[Prompt]:
Pick every line from the data that holds the word "Sjablonen".

[Input material]:
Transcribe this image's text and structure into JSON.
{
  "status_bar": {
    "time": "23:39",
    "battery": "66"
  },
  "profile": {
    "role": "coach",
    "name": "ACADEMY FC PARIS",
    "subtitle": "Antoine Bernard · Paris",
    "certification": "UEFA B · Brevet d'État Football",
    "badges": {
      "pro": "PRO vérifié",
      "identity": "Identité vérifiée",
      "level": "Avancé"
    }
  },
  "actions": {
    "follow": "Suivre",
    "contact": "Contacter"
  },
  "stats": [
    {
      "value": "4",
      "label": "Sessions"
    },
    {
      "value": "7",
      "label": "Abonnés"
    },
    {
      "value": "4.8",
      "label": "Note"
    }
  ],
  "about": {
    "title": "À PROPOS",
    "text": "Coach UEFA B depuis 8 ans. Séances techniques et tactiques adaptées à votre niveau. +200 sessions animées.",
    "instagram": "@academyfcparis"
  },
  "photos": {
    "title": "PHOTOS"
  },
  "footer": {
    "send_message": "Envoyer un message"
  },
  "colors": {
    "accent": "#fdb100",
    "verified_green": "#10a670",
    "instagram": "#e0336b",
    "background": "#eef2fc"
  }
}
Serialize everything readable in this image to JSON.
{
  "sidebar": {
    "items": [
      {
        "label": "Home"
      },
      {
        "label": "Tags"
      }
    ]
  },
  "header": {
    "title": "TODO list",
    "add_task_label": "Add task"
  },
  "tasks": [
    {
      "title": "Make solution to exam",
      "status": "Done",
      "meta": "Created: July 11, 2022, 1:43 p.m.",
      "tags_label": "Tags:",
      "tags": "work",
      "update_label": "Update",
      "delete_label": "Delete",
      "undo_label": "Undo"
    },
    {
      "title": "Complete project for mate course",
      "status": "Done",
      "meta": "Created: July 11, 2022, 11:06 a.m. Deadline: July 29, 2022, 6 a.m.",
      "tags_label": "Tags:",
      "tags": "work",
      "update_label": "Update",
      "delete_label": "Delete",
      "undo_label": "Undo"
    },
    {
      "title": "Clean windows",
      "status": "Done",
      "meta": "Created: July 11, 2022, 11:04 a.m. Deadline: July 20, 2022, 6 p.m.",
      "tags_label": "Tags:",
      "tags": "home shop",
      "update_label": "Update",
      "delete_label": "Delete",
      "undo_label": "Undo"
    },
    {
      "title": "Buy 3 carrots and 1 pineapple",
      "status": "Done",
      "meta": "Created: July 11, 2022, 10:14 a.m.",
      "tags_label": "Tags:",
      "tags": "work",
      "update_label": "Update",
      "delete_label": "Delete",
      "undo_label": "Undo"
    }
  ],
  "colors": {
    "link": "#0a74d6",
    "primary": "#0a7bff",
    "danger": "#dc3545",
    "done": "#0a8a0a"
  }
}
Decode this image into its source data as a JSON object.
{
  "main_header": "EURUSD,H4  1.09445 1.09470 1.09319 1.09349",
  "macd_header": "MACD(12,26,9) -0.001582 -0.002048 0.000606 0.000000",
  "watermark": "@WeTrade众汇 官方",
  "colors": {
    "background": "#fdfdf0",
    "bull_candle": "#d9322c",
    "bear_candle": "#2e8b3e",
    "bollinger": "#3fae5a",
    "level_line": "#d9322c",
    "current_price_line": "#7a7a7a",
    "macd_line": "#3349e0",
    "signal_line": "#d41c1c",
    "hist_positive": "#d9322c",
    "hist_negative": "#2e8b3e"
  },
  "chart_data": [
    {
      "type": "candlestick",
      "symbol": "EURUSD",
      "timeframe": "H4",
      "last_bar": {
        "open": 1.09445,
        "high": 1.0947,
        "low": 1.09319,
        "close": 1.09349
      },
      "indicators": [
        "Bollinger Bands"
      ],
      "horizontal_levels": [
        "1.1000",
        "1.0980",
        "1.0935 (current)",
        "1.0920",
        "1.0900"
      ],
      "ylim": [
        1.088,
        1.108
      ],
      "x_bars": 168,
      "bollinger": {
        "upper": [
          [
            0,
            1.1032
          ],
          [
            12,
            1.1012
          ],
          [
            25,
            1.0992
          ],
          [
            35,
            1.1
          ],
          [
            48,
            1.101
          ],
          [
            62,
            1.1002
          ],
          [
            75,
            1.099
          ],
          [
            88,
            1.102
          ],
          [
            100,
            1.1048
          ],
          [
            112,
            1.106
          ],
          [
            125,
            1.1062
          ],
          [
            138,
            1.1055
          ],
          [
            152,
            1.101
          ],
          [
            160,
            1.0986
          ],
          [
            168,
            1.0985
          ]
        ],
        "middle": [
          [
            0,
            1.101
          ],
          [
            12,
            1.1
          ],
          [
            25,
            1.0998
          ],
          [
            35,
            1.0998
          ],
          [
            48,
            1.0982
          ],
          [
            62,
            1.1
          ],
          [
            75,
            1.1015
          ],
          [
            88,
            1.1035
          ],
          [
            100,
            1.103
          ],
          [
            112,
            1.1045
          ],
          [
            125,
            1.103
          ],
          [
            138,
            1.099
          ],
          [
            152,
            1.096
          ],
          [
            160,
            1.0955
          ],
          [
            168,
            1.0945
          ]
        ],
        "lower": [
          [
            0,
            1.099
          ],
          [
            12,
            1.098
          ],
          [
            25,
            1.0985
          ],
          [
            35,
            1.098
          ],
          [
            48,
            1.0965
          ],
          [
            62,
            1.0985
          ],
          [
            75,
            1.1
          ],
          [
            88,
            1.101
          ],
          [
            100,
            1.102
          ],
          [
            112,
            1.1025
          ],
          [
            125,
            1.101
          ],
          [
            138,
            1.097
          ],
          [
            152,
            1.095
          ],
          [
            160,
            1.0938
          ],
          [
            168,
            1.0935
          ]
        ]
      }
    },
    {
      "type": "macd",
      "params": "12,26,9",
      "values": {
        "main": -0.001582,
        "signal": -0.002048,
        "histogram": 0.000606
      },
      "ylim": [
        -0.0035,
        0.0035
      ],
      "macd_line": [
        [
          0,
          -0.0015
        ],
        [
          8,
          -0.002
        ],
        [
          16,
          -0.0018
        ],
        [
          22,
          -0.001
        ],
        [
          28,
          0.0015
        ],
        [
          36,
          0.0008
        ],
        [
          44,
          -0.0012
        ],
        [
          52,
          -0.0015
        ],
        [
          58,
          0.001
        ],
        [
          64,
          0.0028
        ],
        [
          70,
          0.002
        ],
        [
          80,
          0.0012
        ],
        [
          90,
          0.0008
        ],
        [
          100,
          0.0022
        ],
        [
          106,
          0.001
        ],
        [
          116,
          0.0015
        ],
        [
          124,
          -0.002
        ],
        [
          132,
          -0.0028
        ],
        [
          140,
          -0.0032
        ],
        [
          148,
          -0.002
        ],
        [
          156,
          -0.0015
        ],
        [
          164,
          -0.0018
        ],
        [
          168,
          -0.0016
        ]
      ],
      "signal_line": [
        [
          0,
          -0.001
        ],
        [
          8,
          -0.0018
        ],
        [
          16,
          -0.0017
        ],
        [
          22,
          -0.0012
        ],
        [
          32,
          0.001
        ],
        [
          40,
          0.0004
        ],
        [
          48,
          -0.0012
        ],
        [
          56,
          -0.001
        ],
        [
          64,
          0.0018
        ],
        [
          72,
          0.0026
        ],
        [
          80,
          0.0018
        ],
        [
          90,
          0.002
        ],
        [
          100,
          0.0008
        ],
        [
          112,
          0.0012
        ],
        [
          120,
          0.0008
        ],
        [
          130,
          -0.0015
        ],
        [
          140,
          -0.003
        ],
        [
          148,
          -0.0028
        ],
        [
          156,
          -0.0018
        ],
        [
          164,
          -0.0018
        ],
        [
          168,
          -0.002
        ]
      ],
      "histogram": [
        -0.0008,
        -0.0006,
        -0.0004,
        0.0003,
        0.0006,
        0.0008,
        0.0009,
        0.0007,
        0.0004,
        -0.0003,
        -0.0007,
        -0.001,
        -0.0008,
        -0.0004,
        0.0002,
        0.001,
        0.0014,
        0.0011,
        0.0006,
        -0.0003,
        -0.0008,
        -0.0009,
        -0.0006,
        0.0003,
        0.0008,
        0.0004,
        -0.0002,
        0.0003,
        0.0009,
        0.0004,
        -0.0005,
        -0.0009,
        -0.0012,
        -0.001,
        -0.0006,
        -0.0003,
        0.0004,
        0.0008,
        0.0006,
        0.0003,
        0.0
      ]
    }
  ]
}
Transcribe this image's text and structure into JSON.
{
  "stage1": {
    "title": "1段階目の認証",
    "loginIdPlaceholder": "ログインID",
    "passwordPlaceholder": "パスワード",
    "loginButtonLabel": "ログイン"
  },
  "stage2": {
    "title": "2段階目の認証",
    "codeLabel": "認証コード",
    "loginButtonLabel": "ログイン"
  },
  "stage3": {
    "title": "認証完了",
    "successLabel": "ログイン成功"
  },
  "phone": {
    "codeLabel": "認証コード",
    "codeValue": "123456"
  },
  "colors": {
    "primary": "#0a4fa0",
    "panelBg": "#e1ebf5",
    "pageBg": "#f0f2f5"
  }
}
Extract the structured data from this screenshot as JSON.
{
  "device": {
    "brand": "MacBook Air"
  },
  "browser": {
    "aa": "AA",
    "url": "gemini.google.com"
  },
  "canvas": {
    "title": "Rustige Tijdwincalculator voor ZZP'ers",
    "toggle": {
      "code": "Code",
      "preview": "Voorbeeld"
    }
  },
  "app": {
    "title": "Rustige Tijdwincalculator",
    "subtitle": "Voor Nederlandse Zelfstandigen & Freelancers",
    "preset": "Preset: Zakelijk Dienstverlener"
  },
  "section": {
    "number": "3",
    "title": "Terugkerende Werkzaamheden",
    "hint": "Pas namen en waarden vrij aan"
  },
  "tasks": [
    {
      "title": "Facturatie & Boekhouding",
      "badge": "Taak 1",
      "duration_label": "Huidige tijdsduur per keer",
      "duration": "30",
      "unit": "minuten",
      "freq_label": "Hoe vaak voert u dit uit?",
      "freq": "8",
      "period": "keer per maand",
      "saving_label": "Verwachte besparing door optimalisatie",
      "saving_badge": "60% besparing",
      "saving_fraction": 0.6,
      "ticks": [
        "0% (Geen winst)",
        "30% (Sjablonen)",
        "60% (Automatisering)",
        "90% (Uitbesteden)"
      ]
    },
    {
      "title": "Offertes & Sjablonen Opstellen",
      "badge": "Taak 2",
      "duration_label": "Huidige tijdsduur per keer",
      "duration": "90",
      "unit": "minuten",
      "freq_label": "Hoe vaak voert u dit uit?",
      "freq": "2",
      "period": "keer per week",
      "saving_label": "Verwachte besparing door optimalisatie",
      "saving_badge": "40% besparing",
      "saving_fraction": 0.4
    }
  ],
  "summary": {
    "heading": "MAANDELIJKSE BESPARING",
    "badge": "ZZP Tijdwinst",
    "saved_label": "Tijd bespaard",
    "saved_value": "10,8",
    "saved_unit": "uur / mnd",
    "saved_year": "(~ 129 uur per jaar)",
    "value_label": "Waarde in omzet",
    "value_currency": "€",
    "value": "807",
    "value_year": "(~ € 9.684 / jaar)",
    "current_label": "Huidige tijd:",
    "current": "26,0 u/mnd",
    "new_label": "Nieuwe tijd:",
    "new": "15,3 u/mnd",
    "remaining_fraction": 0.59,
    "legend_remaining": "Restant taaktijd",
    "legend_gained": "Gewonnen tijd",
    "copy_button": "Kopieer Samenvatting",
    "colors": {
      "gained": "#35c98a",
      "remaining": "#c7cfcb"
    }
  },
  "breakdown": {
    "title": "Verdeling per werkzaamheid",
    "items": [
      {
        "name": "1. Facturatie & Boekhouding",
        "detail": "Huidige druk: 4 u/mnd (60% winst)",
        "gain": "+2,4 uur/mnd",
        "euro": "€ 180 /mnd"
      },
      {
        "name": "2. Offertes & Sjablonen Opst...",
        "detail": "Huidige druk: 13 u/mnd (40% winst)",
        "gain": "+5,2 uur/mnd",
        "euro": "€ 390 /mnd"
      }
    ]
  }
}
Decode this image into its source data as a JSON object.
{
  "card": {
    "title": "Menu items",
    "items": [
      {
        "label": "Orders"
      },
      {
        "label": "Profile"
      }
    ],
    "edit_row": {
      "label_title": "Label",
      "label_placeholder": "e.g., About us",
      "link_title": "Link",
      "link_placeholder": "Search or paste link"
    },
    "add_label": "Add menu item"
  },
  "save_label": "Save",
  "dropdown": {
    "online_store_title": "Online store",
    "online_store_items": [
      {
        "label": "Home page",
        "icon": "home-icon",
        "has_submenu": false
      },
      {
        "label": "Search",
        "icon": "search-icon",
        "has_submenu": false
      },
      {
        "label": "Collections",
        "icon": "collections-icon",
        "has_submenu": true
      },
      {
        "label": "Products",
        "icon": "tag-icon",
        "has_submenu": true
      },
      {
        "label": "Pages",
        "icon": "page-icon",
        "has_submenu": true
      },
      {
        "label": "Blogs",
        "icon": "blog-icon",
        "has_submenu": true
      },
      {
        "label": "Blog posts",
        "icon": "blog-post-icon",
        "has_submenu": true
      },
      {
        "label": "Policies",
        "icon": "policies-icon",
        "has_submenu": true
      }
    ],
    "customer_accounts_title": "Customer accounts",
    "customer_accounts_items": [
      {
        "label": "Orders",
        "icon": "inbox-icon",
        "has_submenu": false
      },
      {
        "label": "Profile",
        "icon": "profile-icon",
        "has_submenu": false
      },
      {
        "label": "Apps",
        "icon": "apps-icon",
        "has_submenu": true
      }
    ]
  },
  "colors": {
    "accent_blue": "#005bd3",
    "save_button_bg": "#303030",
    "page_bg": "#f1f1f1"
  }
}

[Problem solution]:
        "30% (Sjablonen)",
      "title": "Offertes & Sjablonen Opstellen",
        "name": "2. Offertes & Sjablonen Opst...",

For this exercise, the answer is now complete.